#### The problem:
Identify the lines that contain the string "Italy", then copy each of them.

#### Records supplied:
○ ○ ○ ○ ○
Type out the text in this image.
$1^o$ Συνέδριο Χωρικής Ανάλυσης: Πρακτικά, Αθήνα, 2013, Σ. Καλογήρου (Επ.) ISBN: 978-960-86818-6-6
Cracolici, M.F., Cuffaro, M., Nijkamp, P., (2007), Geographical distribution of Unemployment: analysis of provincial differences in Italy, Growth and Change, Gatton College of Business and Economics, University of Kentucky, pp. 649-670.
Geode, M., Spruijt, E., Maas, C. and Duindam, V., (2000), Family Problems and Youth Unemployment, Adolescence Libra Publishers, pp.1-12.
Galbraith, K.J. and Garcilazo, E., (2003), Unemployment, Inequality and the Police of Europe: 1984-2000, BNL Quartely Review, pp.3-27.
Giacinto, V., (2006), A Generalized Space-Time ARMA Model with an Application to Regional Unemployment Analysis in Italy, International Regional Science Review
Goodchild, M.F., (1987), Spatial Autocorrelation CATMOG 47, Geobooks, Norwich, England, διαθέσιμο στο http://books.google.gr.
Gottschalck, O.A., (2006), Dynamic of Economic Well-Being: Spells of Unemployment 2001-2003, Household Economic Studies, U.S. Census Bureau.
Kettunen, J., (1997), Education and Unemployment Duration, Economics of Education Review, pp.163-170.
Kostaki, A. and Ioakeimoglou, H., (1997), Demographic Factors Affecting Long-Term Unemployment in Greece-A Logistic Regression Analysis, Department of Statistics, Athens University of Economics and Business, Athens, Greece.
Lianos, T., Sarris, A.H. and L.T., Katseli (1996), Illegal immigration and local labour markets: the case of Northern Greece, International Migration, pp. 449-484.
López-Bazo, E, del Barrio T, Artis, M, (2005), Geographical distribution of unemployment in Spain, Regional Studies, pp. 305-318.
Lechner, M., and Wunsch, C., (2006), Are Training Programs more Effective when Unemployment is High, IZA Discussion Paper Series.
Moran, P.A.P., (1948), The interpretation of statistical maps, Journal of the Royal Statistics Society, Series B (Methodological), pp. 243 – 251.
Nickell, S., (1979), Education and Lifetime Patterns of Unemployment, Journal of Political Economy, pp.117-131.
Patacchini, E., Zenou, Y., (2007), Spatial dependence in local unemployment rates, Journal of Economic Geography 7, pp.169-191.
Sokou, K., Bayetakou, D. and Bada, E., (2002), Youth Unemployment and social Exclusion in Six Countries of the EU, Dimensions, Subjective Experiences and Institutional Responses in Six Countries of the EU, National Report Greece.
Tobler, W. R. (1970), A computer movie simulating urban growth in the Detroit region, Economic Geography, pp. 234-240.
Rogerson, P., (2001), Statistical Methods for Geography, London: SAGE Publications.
○ ○ ○ ○ ○
#### Task output:
Cracolici, M.F., Cuffaro, M., Nijkamp, P., (2007), Geographical distribution of Unemployment: analysis of provincial differences in Italy, Growth and Change, Gatton College of Business and Economics, University of Kentucky, pp. 649-670.
Giacinto, V., (2006), A Generalized Space-Time ARMA Model with an Application to Regional Unemployment Analysis in Italy, International Regional Science Review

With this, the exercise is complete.